• WORK INSTRUCTIONS: Keep only the lines where "this" appears.

======== GIVEN ENTRIES ========

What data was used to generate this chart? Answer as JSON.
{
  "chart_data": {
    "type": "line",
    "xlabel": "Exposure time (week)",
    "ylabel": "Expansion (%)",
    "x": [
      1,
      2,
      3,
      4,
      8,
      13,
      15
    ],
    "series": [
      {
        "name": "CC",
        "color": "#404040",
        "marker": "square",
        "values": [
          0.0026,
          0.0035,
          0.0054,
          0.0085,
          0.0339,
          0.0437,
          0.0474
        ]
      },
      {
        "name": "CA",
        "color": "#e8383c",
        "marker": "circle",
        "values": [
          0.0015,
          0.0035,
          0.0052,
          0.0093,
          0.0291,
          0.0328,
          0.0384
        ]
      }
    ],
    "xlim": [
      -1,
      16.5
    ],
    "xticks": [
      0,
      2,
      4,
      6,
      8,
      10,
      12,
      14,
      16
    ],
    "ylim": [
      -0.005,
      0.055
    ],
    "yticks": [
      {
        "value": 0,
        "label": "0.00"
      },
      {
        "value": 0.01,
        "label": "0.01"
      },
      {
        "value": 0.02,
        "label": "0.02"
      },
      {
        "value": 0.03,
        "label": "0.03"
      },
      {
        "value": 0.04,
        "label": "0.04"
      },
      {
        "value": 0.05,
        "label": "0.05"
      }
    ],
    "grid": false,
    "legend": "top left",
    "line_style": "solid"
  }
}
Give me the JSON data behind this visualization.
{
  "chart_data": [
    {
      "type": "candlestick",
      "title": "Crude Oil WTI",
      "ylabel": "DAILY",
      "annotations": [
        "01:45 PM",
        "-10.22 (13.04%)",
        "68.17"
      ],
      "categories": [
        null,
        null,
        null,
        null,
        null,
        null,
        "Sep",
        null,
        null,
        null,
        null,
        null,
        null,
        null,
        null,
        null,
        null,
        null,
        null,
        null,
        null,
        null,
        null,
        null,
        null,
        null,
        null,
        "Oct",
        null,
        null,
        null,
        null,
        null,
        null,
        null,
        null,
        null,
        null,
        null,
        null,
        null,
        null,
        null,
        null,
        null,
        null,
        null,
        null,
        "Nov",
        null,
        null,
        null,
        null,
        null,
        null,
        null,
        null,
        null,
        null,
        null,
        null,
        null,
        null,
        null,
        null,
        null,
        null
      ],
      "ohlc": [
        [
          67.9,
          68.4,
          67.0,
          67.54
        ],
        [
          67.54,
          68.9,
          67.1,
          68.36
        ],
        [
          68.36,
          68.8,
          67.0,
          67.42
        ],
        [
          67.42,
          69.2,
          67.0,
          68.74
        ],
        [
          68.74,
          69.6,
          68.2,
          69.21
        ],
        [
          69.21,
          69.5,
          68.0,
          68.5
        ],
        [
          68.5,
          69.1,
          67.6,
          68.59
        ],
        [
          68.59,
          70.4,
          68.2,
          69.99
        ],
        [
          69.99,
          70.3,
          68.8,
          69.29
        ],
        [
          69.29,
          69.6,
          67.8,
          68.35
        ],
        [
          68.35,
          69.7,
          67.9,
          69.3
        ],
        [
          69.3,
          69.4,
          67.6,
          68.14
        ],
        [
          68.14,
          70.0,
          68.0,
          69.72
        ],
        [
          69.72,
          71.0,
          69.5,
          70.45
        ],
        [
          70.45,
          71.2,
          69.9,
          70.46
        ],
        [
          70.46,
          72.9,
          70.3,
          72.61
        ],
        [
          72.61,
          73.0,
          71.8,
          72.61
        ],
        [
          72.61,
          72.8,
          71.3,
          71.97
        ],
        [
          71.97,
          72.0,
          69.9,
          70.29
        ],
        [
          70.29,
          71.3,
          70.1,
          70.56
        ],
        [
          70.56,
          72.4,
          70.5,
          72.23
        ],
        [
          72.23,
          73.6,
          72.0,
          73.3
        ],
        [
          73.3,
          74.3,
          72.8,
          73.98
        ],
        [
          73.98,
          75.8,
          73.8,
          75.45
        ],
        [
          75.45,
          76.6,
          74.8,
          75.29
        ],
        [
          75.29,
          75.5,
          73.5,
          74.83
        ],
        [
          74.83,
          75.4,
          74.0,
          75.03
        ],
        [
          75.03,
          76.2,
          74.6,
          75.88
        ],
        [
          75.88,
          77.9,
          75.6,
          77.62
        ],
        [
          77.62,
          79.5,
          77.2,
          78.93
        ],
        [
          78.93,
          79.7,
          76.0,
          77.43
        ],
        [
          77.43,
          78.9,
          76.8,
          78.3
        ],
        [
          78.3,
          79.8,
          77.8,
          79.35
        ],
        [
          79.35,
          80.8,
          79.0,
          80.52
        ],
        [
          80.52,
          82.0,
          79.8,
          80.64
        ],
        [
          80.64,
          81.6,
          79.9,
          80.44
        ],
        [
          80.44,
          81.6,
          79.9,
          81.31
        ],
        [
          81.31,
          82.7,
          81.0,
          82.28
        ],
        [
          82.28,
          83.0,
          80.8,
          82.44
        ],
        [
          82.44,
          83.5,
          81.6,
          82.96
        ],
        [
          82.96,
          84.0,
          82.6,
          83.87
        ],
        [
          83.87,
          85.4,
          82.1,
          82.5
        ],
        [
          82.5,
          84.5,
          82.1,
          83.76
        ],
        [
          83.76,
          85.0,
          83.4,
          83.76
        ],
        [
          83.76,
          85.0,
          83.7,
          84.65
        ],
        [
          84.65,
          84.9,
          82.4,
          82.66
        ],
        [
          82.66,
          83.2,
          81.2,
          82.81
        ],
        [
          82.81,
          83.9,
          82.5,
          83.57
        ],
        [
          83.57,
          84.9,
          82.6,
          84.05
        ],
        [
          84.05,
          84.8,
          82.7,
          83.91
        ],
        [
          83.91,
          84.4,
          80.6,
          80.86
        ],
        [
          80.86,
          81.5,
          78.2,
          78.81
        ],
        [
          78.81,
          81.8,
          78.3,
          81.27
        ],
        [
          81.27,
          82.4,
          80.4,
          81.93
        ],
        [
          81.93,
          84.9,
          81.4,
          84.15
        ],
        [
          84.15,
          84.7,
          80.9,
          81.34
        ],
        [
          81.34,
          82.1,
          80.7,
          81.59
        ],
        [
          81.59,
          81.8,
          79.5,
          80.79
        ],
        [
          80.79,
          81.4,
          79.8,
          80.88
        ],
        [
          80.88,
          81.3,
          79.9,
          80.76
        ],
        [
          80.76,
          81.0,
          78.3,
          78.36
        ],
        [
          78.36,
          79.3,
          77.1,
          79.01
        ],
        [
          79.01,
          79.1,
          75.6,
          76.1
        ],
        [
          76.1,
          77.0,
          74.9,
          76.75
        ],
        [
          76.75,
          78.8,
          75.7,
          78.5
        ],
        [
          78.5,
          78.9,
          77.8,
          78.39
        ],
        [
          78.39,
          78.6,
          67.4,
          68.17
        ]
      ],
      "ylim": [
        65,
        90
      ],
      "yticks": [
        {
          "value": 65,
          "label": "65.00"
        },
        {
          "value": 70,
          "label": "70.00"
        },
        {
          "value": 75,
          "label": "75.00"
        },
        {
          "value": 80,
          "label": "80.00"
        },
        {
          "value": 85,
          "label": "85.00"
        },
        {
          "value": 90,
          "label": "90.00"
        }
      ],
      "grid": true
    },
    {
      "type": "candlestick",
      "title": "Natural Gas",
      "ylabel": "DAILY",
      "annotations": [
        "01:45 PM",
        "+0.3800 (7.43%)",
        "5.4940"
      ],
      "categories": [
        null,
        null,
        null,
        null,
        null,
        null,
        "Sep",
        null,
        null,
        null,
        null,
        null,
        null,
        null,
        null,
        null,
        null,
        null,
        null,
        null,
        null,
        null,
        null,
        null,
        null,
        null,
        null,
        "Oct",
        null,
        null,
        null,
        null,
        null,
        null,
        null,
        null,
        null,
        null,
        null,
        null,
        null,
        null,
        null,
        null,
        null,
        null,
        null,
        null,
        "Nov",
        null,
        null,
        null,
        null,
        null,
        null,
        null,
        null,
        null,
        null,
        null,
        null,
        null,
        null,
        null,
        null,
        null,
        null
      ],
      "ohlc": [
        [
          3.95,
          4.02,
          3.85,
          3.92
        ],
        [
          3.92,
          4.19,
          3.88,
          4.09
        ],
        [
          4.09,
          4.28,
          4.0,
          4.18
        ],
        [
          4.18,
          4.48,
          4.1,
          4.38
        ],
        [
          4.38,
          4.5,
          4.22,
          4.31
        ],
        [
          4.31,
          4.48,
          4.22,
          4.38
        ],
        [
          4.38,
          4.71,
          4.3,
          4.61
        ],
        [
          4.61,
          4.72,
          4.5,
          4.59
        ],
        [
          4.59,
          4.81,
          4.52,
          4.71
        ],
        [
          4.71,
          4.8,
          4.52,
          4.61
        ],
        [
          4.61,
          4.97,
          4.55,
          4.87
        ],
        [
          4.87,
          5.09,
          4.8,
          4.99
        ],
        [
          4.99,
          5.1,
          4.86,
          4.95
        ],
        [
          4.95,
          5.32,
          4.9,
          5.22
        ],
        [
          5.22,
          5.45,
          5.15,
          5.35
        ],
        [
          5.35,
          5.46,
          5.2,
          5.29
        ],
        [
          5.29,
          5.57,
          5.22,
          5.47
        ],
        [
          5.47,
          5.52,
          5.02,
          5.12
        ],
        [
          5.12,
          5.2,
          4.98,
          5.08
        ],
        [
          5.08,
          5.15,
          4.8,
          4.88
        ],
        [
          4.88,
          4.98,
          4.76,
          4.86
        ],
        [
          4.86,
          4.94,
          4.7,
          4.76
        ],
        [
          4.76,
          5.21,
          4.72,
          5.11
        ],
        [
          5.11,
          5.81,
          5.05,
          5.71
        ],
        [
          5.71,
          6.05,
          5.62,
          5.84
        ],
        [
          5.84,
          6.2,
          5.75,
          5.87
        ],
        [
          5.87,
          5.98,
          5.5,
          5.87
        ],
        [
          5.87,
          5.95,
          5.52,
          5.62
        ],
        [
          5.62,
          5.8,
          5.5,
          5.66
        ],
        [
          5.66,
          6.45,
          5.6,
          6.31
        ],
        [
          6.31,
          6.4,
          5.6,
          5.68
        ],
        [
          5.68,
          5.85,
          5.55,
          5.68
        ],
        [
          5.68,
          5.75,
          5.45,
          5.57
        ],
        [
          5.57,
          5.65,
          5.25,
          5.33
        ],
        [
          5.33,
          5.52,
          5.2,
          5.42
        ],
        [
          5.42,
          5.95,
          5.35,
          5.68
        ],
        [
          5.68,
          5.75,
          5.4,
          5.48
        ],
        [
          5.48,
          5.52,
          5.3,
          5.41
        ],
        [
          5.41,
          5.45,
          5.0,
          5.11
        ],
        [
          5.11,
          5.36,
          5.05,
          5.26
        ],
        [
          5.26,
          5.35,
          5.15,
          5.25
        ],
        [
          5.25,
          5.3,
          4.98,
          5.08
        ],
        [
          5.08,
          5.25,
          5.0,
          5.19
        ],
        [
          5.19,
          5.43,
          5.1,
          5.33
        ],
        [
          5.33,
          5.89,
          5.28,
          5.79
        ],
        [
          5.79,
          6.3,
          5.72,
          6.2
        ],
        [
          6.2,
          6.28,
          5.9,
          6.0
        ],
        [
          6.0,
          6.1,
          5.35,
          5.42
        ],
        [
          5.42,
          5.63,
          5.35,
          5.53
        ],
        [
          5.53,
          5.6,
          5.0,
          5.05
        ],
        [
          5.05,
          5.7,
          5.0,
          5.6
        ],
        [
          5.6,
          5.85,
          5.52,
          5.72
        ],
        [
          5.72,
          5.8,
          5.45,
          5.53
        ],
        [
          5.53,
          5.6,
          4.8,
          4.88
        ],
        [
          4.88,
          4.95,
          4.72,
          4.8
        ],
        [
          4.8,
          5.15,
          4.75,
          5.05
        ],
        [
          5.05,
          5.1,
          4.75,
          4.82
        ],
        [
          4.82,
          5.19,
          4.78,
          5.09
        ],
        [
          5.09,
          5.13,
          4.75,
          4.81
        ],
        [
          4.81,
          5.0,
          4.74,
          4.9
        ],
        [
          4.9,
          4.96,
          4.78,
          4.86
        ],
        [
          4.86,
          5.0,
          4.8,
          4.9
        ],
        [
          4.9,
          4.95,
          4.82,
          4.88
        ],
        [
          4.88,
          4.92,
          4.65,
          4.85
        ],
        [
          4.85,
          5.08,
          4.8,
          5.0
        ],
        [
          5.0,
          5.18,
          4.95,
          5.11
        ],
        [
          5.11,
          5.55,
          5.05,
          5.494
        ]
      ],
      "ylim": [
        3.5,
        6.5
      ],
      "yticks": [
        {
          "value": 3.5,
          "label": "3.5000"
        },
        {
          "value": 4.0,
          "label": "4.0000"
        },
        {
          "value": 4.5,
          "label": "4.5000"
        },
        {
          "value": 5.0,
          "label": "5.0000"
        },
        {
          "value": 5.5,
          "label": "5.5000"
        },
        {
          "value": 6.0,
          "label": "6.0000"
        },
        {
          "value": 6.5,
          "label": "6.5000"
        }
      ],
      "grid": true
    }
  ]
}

========

• WRITTEN SOLUTION:
What data was used to generate this chart? Answer as JSON.
Give me the JSON data behind this visualization.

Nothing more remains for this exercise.